Work to be completed: Copy out each line of the data that holds the word "this".

Data provided:
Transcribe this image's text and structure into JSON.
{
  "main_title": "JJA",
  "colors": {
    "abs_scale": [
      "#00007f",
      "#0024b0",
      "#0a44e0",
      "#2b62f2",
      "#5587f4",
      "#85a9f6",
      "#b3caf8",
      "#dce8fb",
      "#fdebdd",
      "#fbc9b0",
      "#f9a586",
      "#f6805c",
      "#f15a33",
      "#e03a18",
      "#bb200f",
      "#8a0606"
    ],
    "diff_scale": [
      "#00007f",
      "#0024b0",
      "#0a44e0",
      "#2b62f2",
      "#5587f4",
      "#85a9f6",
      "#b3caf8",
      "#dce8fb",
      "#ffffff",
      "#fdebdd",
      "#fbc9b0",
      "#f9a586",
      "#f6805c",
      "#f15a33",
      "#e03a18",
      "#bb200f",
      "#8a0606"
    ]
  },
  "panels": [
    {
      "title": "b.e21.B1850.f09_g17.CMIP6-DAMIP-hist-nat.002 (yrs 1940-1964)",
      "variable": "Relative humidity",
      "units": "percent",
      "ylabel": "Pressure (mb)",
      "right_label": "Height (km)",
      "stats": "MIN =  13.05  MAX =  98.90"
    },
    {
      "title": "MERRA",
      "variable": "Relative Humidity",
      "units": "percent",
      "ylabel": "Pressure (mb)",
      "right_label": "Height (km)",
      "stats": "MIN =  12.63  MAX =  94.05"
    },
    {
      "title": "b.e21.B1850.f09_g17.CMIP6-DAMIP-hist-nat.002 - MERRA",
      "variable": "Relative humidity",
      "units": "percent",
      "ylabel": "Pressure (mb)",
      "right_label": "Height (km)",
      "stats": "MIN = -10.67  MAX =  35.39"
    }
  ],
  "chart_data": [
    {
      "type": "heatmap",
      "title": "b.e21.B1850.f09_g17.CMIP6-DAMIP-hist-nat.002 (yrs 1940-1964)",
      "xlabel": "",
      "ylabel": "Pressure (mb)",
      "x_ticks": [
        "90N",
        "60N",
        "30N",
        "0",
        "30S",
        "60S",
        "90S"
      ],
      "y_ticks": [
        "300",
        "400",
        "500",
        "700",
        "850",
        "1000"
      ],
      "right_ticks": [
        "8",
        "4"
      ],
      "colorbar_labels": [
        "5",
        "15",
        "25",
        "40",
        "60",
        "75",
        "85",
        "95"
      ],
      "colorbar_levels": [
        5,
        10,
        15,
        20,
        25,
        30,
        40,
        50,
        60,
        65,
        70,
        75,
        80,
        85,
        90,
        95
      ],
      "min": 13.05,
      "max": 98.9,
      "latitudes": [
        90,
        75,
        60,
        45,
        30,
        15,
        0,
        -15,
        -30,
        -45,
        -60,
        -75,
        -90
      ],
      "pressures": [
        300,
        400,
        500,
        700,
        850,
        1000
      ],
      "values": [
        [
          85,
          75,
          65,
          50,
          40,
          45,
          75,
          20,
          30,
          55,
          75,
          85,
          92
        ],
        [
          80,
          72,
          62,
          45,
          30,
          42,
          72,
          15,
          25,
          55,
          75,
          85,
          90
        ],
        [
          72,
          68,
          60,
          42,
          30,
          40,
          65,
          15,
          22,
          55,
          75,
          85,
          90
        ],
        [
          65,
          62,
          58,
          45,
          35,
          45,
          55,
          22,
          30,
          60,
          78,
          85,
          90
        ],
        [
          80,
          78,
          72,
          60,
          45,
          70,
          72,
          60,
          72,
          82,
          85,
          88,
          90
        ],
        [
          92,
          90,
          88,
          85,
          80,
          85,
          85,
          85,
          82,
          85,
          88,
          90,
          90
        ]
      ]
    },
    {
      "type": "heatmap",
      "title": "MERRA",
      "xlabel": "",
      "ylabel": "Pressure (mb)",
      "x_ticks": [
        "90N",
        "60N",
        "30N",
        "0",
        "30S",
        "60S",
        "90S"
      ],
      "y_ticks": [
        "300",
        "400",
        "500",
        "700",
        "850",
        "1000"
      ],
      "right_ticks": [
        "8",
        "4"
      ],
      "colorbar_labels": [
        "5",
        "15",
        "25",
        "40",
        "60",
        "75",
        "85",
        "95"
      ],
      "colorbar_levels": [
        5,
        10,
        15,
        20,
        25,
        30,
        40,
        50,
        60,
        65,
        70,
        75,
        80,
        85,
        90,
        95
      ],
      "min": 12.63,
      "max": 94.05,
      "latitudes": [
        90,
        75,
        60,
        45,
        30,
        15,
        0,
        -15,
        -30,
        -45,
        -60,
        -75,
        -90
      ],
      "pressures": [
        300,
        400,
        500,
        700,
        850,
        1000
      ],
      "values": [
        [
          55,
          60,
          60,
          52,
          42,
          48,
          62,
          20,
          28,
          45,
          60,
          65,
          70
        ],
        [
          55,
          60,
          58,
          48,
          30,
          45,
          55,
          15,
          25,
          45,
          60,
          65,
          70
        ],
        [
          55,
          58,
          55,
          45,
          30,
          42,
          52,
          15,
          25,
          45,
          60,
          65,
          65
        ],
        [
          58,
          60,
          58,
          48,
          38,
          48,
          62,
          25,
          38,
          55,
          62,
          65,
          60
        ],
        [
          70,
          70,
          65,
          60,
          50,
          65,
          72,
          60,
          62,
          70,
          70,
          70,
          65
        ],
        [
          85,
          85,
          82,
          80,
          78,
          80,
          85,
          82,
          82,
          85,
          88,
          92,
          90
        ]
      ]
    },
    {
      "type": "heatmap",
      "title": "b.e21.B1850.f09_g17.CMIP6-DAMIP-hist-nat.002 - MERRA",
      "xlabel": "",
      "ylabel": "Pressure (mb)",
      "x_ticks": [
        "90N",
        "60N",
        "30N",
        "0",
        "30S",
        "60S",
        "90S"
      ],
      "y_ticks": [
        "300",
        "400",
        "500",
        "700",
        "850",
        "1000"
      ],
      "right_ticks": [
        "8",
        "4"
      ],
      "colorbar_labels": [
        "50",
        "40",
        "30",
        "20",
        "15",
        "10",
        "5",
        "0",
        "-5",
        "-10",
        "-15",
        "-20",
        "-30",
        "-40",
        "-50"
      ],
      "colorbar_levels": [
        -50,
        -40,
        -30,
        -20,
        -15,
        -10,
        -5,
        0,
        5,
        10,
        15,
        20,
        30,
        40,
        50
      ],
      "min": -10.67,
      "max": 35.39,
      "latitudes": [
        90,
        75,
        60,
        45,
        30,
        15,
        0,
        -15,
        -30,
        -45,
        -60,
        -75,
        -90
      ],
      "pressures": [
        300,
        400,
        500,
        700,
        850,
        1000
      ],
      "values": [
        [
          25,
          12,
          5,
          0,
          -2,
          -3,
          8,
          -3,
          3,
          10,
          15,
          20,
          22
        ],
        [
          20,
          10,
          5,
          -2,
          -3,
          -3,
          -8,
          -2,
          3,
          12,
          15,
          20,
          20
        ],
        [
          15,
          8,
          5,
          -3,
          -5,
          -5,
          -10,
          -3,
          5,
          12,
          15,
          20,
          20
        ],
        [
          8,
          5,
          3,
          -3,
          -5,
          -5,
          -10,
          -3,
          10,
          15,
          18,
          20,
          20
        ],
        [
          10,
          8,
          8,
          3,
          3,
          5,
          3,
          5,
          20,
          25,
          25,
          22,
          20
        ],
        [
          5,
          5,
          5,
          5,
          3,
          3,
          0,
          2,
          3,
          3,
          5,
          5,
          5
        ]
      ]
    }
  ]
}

---

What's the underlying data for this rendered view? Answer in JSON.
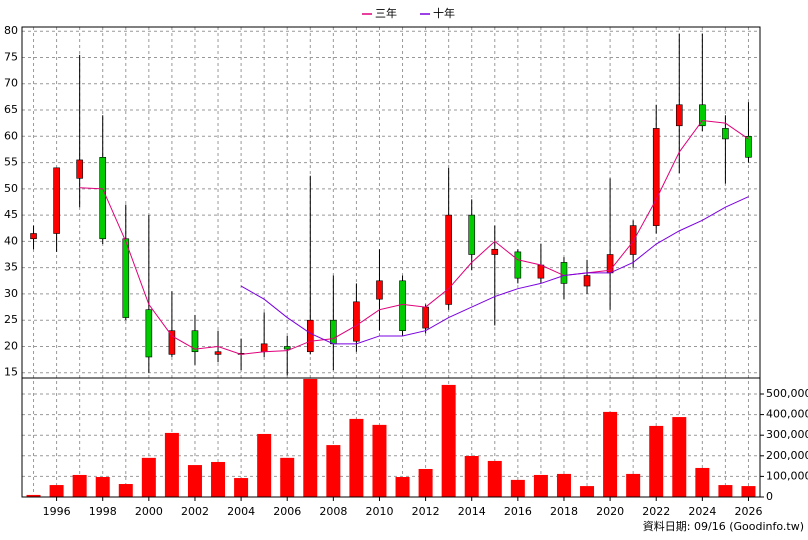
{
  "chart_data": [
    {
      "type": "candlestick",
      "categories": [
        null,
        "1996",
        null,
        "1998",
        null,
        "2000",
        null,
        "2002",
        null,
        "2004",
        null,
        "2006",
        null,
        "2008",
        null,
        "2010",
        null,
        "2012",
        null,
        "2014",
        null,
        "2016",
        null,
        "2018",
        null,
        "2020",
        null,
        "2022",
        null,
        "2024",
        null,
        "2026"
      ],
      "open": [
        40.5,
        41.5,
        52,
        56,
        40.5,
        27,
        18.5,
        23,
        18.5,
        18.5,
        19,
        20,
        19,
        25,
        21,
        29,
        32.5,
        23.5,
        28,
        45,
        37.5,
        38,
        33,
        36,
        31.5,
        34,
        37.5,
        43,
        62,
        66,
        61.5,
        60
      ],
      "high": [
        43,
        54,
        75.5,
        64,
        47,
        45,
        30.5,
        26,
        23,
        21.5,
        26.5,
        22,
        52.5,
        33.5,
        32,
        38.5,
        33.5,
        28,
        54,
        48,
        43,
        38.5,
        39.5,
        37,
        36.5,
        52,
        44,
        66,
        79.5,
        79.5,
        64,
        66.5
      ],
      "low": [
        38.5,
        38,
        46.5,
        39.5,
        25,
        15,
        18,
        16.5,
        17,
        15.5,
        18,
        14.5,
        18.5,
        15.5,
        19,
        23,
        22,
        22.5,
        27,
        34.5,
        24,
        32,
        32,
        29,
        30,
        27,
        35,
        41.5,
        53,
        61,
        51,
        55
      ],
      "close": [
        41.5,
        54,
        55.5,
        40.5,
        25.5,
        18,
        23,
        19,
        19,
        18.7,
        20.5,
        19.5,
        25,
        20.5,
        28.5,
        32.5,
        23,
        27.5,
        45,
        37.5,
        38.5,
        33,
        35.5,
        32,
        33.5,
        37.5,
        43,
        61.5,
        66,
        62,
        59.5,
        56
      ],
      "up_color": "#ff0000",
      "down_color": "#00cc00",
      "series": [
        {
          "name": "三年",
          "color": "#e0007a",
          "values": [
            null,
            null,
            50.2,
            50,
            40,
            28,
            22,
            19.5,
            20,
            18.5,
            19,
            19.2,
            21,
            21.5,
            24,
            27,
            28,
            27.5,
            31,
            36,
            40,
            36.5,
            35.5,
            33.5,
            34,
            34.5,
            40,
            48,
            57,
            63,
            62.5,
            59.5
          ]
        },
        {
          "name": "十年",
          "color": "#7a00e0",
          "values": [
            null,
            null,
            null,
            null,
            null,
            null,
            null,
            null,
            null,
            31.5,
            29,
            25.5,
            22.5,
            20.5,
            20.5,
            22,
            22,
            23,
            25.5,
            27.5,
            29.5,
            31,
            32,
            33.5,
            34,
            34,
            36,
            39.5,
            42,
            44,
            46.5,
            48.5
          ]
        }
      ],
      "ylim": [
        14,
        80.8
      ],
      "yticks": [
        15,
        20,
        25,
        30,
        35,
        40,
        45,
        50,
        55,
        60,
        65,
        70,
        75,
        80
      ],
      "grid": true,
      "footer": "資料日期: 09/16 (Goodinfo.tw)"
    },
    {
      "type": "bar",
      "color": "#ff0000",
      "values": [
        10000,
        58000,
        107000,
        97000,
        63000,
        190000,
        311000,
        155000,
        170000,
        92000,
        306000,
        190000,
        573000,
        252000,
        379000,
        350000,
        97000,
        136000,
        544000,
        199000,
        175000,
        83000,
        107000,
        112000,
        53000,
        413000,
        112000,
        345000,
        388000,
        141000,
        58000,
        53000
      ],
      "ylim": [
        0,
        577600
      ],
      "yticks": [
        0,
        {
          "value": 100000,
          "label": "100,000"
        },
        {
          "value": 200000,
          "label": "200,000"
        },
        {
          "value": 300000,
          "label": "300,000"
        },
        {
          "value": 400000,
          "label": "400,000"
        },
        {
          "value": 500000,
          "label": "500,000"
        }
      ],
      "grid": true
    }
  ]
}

Solution to the problem:
Transcribe this image's text and structure into JSON.
What's the underlying data for this rendered view? Answer in JSON.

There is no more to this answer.